Go through the lines below. Copy those with "modelled".

--- start INFORMATION SHOWN ---

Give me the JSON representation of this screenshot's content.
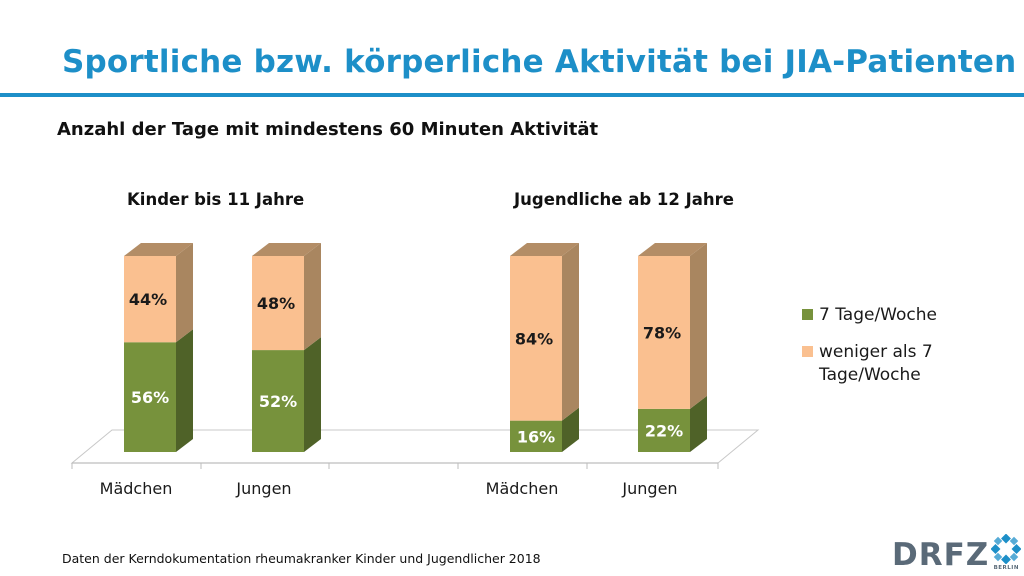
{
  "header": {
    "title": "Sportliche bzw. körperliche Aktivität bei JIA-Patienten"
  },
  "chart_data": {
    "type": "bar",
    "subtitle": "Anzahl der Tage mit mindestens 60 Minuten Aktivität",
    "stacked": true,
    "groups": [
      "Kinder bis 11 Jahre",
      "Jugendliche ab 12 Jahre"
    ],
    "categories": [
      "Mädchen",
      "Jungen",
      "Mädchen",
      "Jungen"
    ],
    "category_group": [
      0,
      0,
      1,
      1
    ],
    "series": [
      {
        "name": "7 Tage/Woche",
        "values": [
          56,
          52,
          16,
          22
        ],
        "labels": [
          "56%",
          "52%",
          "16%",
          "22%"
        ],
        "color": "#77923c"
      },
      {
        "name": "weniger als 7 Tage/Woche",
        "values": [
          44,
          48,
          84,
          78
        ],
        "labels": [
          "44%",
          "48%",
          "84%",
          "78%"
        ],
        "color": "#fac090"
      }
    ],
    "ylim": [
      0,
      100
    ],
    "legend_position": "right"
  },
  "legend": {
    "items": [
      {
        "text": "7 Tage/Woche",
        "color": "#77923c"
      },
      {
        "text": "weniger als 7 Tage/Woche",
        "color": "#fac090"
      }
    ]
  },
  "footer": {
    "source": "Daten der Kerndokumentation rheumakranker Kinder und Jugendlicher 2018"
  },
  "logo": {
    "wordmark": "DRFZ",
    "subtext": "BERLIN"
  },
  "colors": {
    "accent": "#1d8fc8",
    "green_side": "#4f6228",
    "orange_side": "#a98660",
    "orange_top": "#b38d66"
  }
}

--- end INFORMATION SHOWN ---
--- start INFORMATION SHOWN ---

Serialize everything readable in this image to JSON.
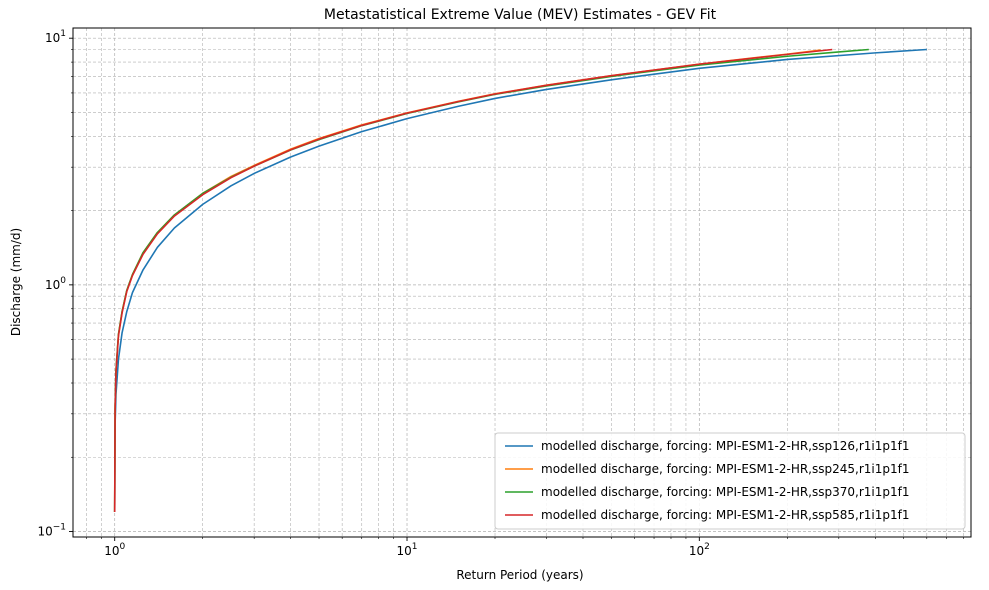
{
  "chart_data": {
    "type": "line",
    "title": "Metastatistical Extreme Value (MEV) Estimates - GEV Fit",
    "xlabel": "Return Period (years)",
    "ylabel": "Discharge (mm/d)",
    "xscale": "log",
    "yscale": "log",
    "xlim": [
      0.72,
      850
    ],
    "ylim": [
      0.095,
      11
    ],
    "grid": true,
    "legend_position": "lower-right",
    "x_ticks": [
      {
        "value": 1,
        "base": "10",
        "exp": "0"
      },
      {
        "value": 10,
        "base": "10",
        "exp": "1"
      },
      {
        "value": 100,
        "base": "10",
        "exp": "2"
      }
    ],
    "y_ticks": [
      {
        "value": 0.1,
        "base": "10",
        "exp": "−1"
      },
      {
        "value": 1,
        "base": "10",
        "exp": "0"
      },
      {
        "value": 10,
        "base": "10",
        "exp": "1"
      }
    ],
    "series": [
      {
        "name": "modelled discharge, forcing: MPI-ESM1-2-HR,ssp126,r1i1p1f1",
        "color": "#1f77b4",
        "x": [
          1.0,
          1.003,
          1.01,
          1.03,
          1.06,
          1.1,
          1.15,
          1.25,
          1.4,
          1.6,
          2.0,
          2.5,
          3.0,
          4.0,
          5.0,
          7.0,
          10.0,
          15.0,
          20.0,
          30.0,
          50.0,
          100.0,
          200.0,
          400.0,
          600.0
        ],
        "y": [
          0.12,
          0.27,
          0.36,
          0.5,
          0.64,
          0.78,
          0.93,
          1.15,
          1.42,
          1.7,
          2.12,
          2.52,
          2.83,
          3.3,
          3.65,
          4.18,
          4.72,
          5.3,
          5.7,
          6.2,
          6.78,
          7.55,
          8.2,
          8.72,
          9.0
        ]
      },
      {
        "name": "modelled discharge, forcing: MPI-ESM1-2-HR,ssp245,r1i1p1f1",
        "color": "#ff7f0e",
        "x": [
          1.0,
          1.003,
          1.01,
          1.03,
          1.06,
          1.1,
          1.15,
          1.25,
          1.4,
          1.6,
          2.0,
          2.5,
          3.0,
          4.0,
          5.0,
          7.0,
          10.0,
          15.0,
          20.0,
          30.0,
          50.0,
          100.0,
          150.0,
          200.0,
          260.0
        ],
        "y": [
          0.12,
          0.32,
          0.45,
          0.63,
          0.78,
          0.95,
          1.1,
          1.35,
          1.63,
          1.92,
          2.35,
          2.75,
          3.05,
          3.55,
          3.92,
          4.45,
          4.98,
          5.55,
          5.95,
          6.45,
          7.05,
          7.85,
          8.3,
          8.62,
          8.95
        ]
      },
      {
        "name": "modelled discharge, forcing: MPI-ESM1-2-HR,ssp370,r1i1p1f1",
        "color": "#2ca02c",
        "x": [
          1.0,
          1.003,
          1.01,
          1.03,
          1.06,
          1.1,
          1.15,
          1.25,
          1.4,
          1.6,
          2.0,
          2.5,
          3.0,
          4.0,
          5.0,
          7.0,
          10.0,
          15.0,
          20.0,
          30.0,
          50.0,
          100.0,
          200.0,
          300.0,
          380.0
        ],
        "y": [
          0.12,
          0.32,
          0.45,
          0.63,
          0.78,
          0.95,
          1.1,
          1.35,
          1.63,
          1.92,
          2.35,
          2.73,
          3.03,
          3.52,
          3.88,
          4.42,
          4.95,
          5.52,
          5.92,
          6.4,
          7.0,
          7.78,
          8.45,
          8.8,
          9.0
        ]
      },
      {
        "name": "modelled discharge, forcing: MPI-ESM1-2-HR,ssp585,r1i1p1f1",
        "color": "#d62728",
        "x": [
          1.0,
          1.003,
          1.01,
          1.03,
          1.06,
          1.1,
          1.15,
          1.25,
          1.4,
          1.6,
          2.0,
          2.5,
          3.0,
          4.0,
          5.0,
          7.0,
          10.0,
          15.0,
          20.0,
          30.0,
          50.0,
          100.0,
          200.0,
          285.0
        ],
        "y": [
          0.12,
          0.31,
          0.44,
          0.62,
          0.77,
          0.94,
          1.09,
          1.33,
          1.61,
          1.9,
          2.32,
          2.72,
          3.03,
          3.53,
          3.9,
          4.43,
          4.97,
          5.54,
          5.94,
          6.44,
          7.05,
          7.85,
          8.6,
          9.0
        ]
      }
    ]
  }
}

--- end INFORMATION SHOWN ---

_RESPONSE TO THIS TASK_
        "name": "modelled discharge, forcing: MPI-ESM1-2-HR,ssp126,r1i1p1f1",
        "name": "modelled discharge, forcing: MPI-ESM1-2-HR,ssp245,r1i1p1f1",
        "name": "modelled discharge, forcing: MPI-ESM1-2-HR,ssp370,r1i1p1f1",
        "name": "modelled discharge, forcing: MPI-ESM1-2-HR,ssp585,r1i1p1f1",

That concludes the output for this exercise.